## Problem to work on
Provide only the number of lines in the data below that contain the string "发现问题立即整改".

··· Data shown ···

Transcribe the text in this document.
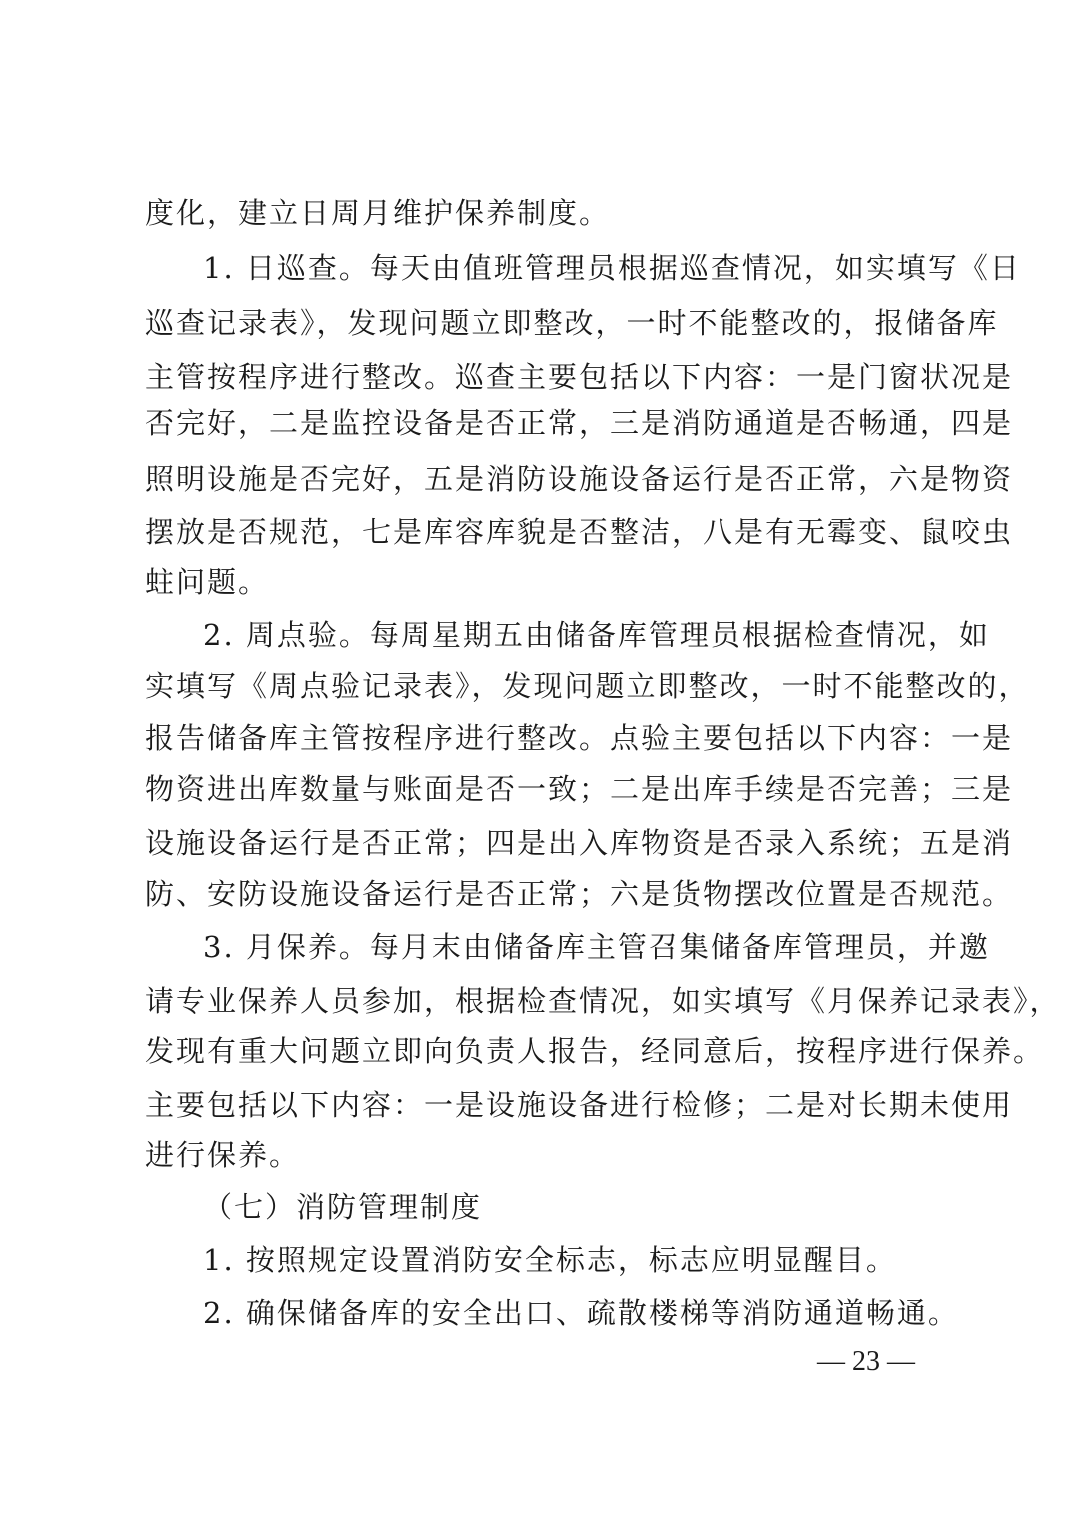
度化，建立日周月维护保养制度。
1. 日巡查。每天由值班管理员根据巡查情况，如实填写《日
巡查记录表》，发现问题立即整改，一时不能整改的，报储备库
主管按程序进行整改。巡查主要包括以下内容：一是门窗状况是
否完好，二是监控设备是否正常，三是消防通道是否畅通，四是
照明设施是否完好，五是消防设施设备运行是否正常，六是物资
摆放是否规范，七是库容库貌是否整洁，八是有无霉变、鼠咬虫
蛀问题。
2. 周点验。每周星期五由储备库管理员根据检查情况，如
实填写《周点验记录表》，发现问题立即整改，一时不能整改的，
报告储备库主管按程序进行整改。点验主要包括以下内容：一是
物资进出库数量与账面是否一致；二是出库手续是否完善；三是
设施设备运行是否正常；四是出入库物资是否录入系统；五是消
防、安防设施设备运行是否正常；六是货物摆改位置是否规范。
3. 月保养。每月末由储备库主管召集储备库管理员，并邀
请专业保养人员参加，根据检查情况，如实填写《月保养记录表》，
发现有重大问题立即向负责人报告，经同意后，按程序进行保养。
主要包括以下内容：一是设施设备进行检修；二是对长期未使用
进行保养。
（七）消防管理制度
1. 按照规定设置消防安全标志，标志应明显醒目。
2. 确保储备库的安全出口、疏散楼梯等消防通道畅通。
— 23 —
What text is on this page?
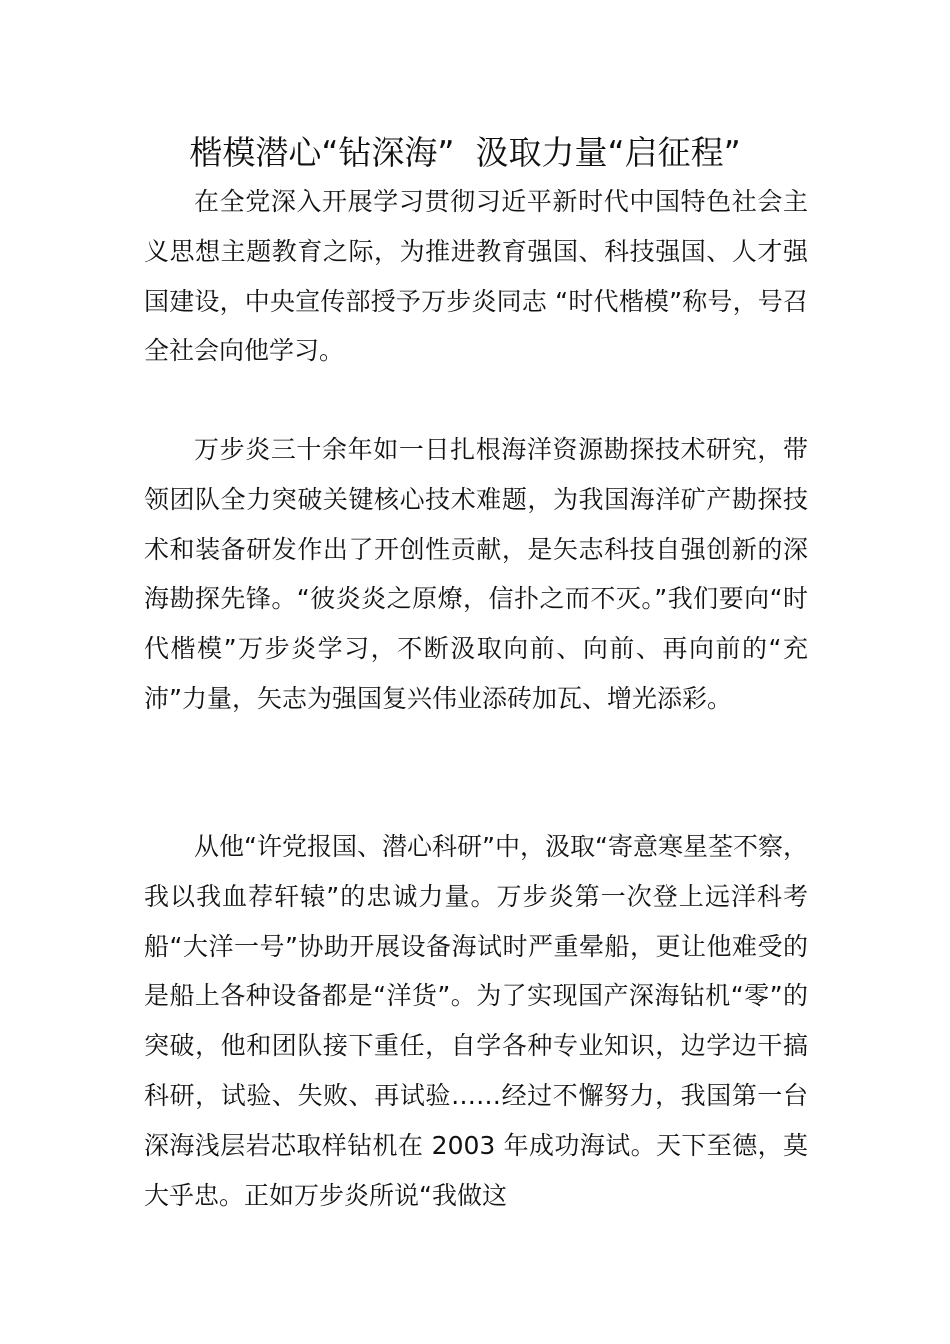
楷模潜心“钻深海”  汲取力量“启征程”

在全党深入开展学习贯彻习近平新时代中国特色社会主义思想主题教育之际，为推进教育强国、科技强国、人才强国建设，中央宣传部授予万步炎同志 “时代楷模”称号，号召全社会向他学习。

万步炎三十余年如一日扎根海洋资源勘探技术研究，带领团队全力突破关键核心技术难题，为我国海洋矿产勘探技术和装备研发作出了开创性贡献，是矢志科技自强创新的深海勘探先锋。“彼炎炎之原燎，信扑之而不灭。”我们要向“时代楷模”万步炎学习，不断汲取向前、向前、再向前的“充沛”力量，矢志为强国复兴伟业添砖加瓦、增光添彩。

从他“许党报国、潜心科研”中，汲取“寄意寒星荃不察，我以我血荐轩辕”的忠诚力量。万步炎第一次登上远洋科考船“大洋一号”协助开展设备海试时严重晕船，更让他难受的是船上各种设备都是“洋货”。为了实现国产深海钻机“零”的突破，他和团队接下重任，自学各种专业知识，边学边干搞科研，试验、失败、再试验……经过不懈努力，我国第一台深海浅层岩芯取样钻机在 2003 年成功海试。天下至德，莫大乎忠。正如万步炎所说“我做这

···

## Correct output
2